++++ Source records

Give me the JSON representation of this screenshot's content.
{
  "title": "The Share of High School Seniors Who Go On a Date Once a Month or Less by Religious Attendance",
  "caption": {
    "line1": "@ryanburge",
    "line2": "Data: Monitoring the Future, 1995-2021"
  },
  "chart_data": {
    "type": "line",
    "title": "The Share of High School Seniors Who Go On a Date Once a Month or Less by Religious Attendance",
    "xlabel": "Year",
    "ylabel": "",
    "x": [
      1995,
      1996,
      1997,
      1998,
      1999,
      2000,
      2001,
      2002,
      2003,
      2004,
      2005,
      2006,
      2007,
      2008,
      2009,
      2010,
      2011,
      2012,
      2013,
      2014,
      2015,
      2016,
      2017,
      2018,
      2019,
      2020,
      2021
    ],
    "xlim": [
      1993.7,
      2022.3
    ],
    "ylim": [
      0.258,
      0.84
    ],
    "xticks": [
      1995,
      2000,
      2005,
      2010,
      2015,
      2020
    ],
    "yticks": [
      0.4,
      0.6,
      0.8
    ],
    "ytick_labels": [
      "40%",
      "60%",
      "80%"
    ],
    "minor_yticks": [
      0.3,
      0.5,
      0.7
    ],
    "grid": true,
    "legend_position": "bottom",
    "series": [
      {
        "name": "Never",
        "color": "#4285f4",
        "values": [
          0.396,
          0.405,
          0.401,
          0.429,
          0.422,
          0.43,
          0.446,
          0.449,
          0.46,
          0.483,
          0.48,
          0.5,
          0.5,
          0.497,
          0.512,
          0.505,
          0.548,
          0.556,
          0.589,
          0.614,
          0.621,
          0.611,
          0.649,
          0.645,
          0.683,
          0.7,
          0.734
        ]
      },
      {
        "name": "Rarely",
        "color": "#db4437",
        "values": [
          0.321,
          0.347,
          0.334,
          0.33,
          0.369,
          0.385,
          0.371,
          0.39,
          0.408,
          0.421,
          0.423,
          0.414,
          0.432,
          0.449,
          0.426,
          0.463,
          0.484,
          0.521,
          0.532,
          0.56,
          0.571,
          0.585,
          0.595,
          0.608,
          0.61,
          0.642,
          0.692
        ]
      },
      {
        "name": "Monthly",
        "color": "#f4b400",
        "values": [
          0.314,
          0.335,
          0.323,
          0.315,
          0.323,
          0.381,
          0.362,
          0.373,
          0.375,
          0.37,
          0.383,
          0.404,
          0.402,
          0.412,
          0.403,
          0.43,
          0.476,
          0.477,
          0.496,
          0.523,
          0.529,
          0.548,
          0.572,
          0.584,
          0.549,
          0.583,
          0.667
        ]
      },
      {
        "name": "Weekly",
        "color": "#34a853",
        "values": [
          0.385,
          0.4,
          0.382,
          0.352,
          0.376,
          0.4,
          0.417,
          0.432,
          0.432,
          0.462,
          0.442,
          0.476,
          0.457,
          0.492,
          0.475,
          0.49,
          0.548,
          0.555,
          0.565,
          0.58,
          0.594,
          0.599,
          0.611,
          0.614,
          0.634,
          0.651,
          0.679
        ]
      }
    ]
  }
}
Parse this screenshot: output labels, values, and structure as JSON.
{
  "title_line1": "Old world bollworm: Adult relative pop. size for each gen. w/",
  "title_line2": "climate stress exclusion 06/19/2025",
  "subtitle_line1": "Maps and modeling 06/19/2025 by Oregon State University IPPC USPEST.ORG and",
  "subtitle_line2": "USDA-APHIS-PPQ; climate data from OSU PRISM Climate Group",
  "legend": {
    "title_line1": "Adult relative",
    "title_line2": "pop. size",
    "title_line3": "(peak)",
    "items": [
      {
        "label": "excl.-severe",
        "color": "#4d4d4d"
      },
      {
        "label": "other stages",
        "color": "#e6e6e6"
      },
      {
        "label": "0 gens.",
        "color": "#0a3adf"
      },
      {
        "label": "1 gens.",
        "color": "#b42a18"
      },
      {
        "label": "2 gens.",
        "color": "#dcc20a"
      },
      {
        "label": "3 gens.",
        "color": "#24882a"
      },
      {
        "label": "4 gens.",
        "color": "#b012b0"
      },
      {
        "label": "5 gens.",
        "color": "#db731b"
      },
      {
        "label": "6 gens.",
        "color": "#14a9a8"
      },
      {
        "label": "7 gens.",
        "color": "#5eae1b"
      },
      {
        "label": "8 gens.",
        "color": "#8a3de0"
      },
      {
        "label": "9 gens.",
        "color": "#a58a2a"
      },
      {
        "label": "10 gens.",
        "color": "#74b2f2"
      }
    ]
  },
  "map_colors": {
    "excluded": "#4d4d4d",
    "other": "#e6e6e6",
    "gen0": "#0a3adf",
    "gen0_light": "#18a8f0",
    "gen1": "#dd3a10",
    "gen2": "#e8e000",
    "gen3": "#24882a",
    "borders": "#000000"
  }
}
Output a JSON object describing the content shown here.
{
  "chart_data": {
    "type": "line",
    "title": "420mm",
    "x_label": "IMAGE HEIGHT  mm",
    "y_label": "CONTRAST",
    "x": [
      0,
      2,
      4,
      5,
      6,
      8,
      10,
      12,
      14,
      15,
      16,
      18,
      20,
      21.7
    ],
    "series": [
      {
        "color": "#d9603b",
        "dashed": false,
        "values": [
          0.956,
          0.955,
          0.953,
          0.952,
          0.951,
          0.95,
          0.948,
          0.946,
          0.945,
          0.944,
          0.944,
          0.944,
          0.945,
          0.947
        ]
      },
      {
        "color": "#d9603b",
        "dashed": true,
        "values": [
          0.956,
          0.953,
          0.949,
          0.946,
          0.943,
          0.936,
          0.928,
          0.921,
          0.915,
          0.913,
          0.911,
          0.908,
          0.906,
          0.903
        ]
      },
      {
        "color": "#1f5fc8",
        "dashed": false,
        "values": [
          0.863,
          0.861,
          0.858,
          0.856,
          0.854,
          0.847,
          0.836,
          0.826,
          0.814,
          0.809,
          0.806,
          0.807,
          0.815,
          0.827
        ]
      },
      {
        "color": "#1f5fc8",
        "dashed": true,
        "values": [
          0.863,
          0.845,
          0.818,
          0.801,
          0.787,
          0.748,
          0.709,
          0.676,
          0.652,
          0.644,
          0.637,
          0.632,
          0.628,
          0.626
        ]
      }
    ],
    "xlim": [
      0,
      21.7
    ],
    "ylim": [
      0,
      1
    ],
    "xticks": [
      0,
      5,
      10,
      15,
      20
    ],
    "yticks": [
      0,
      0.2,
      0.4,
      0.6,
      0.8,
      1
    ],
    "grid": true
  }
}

++++++++

» The exercise:
Go through the records above and set each one down exactly, please.

» Response below:
Give me the JSON representation of this screenshot's content.
{
  "title": "The Share of High School Seniors Who Go On a Date Once a Month or Less by Religious Attendance",
  "caption": {
    "line1": "@ryanburge",
    "line2": "Data: Monitoring the Future, 1995-2021"
  },
  "chart_data": {
    "type": "line",
    "title": "The Share of High School Seniors Who Go On a Date Once a Month or Less by Religious Attendance",
    "xlabel": "Year",
    "ylabel": "",
    "x": [
      1995,
      1996,
      1997,
      1998,
      1999,
      2000,
      2001,
      2002,
      2003,
      2004,
      2005,
      2006,
      2007,
      2008,
      2009,
      2010,
      2011,
      2012,
      2013,
      2014,
      2015,
      2016,
      2017,
      2018,
      2019,
      2020,
      2021
    ],
    "xlim": [
      1993.7,
      2022.3
    ],
    "ylim": [
      0.258,
      0.84
    ],
    "xticks": [
      1995,
      2000,
      2005,
      2010,
      2015,
      2020
    ],
    "yticks": [
      0.4,
      0.6,
      0.8
    ],
    "ytick_labels": [
      "40%",
      "60%",
      "80%"
    ],
    "minor_yticks": [
      0.3,
      0.5,
      0.7
    ],
    "grid": true,
    "legend_position": "bottom",
    "series": [
      {
        "name": "Never",
        "color": "#4285f4",
        "values": [
          0.396,
          0.405,
          0.401,
          0.429,
          0.422,
          0.43,
          0.446,
          0.449,
          0.46,
          0.483,
          0.48,
          0.5,
          0.5,
          0.497,
          0.512,
          0.505,
          0.548,
          0.556,
          0.589,
          0.614,
          0.621,
          0.611,
          0.649,
          0.645,
          0.683,
          0.7,
          0.734
        ]
      },
      {
        "name": "Rarely",
        "color": "#db4437",
        "values": [
          0.321,
          0.347,
          0.334,
          0.33,
          0.369,
          0.385,
          0.371,
          0.39,
          0.408,
          0.421,
          0.423,
          0.414,
          0.432,
          0.449,
          0.426,
          0.463,
          0.484,
          0.521,
          0.532,
          0.56,
          0.571,
          0.585,
          0.595,
          0.608,
          0.61,
          0.642,
          0.692
        ]
      },
      {
        "name": "Monthly",
        "color": "#f4b400",
        "values": [
          0.314,
          0.335,
          0.323,
          0.315,
          0.323,
          0.381,
          0.362,
          0.373,
          0.375,
          0.37,
          0.383,
          0.404,
          0.402,
          0.412,
          0.403,
          0.43,
          0.476,
          0.477,
          0.496,
          0.523,
          0.529,
          0.548,
          0.572,
          0.584,
          0.549,
          0.583,
          0.667
        ]
      },
      {
        "name": "Weekly",
        "color": "#34a853",
        "values": [
          0.385,
          0.4,
          0.382,
          0.352,
          0.376,
          0.4,
          0.417,
          0.432,
          0.432,
          0.462,
          0.442,
          0.476,
          0.457,
          0.492,
          0.475,
          0.49,
          0.548,
          0.555,
          0.565,
          0.58,
          0.594,
          0.599,
          0.611,
          0.614,
          0.634,
          0.651,
          0.679
        ]
      }
    ]
  }
}
Parse this screenshot: output labels, values, and structure as JSON.
{
  "title_line1": "Old world bollworm: Adult relative pop. size for each gen. w/",
  "title_line2": "climate stress exclusion 06/19/2025",
  "subtitle_line1": "Maps and modeling 06/19/2025 by Oregon State University IPPC USPEST.ORG and",
  "subtitle_line2": "USDA-APHIS-PPQ; climate data from OSU PRISM Climate Group",
  "legend": {
    "title_line1": "Adult relative",
    "title_line2": "pop. size",
    "title_line3": "(peak)",
    "items": [
      {
        "label": "excl.-severe",
        "color": "#4d4d4d"
      },
      {
        "label": "other stages",
        "color": "#e6e6e6"
      },
      {
        "label": "0 gens.",
        "color": "#0a3adf"
      },
      {
        "label": "1 gens.",
        "color": "#b42a18"
      },
      {
        "label": "2 gens.",
        "color": "#dcc20a"
      },
      {
        "label": "3 gens.",
        "color": "#24882a"
      },
      {
        "label": "4 gens.",
        "color": "#b012b0"
      },
      {
        "label": "5 gens.",
        "color": "#db731b"
      },
      {
        "label": "6 gens.",
        "color": "#14a9a8"
      },
      {
        "label": "7 gens.",
        "color": "#5eae1b"
      },
      {
        "label": "8 gens.",
        "color": "#8a3de0"
      },
      {
        "label": "9 gens.",
        "color": "#a58a2a"
      },
      {
        "label": "10 gens.",
        "color": "#74b2f2"
      }
    ]
  },
  "map_colors": {
    "excluded": "#4d4d4d",
    "other": "#e6e6e6",
    "gen0": "#0a3adf",
    "gen0_light": "#18a8f0",
    "gen1": "#dd3a10",
    "gen2": "#e8e000",
    "gen3": "#24882a",
    "borders": "#000000"
  }
}
Output a JSON object describing the content shown here.
{
  "chart_data": {
    "type": "line",
    "title": "420mm",
    "x_label": "IMAGE HEIGHT  mm",
    "y_label": "CONTRAST",
    "x": [
      0,
      2,
      4,
      5,
      6,
      8,
      10,
      12,
      14,
      15,
      16,
      18,
      20,
      21.7
    ],
    "series": [
      {
        "color": "#d9603b",
        "dashed": false,
        "values": [
          0.956,
          0.955,
          0.953,
          0.952,
          0.951,
          0.95,
          0.948,
          0.946,
          0.945,
          0.944,
          0.944,
          0.944,
          0.945,
          0.947
        ]
      },
      {
        "color": "#d9603b",
        "dashed": true,
        "values": [
          0.956,
          0.953,
          0.949,
          0.946,
          0.943,
          0.936,
          0.928,
          0.921,
          0.915,
          0.913,
          0.911,
          0.908,
          0.906,
          0.903
        ]
      },
      {
        "color": "#1f5fc8",
        "dashed": false,
        "values": [
          0.863,
          0.861,
          0.858,
          0.856,
          0.854,
          0.847,
          0.836,
          0.826,
          0.814,
          0.809,
          0.806,
          0.807,
          0.815,
          0.827
        ]
      },
      {
        "color": "#1f5fc8",
        "dashed": true,
        "values": [
          0.863,
          0.845,
          0.818,
          0.801,
          0.787,
          0.748,
          0.709,
          0.676,
          0.652,
          0.644,
          0.637,
          0.632,
          0.628,
          0.626
        ]
      }
    ],
    "xlim": [
      0,
      21.7
    ],
    "ylim": [
      0,
      1
    ],
    "xticks": [
      0,
      5,
      10,
      15,
      20
    ],
    "yticks": [
      0,
      0.2,
      0.4,
      0.6,
      0.8,
      1
    ],
    "grid": true
  }
}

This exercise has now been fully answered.